■ What to work on:
Find and copy every line in the records that includes the string "color".

(Items listed in a dataset)

┏━━

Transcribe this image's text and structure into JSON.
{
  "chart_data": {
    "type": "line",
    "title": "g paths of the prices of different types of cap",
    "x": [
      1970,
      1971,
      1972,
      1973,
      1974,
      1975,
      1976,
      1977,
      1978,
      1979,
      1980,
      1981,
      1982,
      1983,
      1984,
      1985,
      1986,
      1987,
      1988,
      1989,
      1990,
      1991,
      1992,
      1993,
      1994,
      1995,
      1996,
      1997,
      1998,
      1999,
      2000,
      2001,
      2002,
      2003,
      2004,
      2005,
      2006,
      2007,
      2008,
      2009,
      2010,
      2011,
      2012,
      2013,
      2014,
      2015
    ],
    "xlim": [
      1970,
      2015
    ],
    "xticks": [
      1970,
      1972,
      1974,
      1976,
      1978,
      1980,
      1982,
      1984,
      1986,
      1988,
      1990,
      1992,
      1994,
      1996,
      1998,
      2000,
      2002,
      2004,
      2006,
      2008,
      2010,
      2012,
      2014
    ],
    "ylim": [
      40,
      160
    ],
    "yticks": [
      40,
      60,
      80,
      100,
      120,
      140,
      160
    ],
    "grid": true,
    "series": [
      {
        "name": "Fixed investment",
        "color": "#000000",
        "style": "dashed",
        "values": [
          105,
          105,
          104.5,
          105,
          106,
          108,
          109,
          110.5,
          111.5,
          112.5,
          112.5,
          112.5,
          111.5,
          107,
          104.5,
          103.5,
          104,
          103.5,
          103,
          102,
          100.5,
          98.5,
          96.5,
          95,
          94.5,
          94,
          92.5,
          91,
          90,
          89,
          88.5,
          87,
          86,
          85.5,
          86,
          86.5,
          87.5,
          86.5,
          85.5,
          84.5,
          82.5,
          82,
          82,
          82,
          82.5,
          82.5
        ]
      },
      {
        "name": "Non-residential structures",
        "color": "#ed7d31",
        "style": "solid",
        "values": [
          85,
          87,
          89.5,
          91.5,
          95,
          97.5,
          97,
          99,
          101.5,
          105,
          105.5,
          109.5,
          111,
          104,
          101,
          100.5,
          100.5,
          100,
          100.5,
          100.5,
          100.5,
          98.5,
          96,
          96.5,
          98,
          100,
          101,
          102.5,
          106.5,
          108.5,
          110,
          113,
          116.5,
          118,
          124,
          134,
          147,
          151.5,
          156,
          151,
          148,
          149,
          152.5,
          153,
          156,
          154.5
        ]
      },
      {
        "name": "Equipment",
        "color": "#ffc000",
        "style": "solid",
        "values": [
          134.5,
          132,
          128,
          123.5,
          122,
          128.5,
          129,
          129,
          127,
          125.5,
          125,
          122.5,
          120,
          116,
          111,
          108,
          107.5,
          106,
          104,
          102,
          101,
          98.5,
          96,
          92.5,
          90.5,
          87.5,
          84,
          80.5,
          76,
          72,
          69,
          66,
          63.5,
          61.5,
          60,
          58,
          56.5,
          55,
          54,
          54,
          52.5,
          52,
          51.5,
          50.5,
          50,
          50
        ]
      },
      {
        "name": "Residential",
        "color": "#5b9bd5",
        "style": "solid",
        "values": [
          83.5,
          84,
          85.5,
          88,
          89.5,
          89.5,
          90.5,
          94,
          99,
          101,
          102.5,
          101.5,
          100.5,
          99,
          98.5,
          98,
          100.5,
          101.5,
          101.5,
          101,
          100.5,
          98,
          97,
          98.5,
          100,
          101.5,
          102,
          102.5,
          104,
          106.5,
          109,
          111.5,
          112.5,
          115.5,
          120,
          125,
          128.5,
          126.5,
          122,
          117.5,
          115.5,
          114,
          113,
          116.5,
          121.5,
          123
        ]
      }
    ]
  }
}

┗━━

■ Task result:
        "color": "#000000",
        "color": "#ed7d31",
        "color": "#ffc000",
        "color": "#5b9bd5",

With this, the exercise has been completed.